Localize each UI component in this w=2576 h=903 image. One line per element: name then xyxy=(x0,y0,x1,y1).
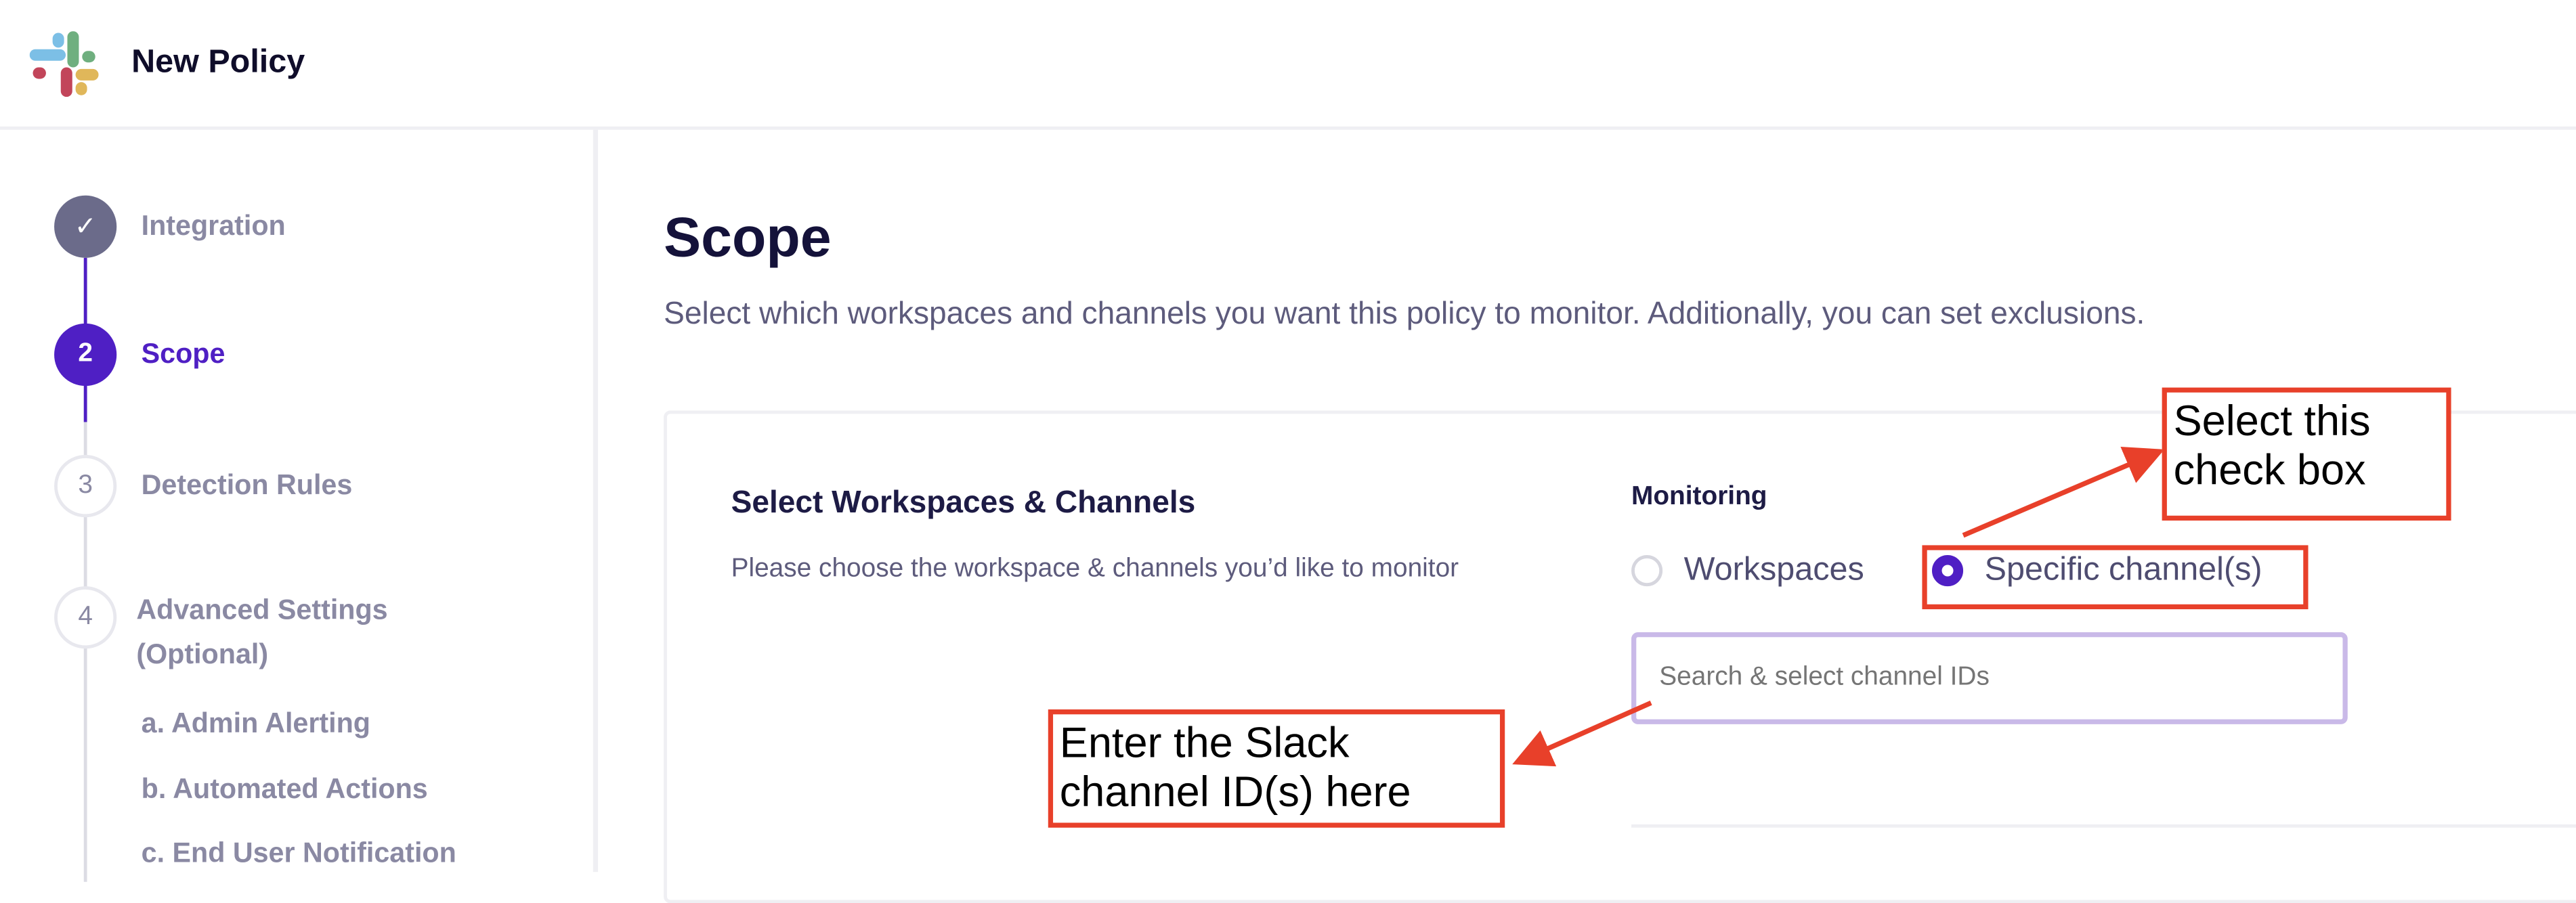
arrow-to-select-box xyxy=(1963,454,2155,535)
annotation-select: Select this check box xyxy=(2162,388,2451,521)
annotation-enter: Enter the Slack channel ID(s) here xyxy=(1048,709,1505,828)
arrow-to-enter-box xyxy=(1521,703,1651,760)
highlight-box xyxy=(1922,545,2308,609)
page: New Policy ✓ Integration 2 Scope 3 Detec… xyxy=(0,0,2576,872)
--------------------------------
▸ **The problem**
Rewrite every line of the entries above as a numbered list, skipping any blank lines and omitting the pictures.

▸ **Answer to the exercise**
1. Localize each UI component in this w=2576 h=903 image. One line per element: name then xyxy=(x0,y0,x1,y1).
2. arrow-to-select-box xyxy=(1963,454,2155,535)
3. annotation-select: Select this check box xyxy=(2162,388,2451,521)
4. annotation-enter: Enter the Slack channel ID(s) here xyxy=(1048,709,1505,828)
5. arrow-to-enter-box xyxy=(1521,703,1651,760)
6. highlight-box xyxy=(1922,545,2308,609)
7. page: New Policy ✓ Integration 2 Scope 3 Detec… xyxy=(0,0,2576,872)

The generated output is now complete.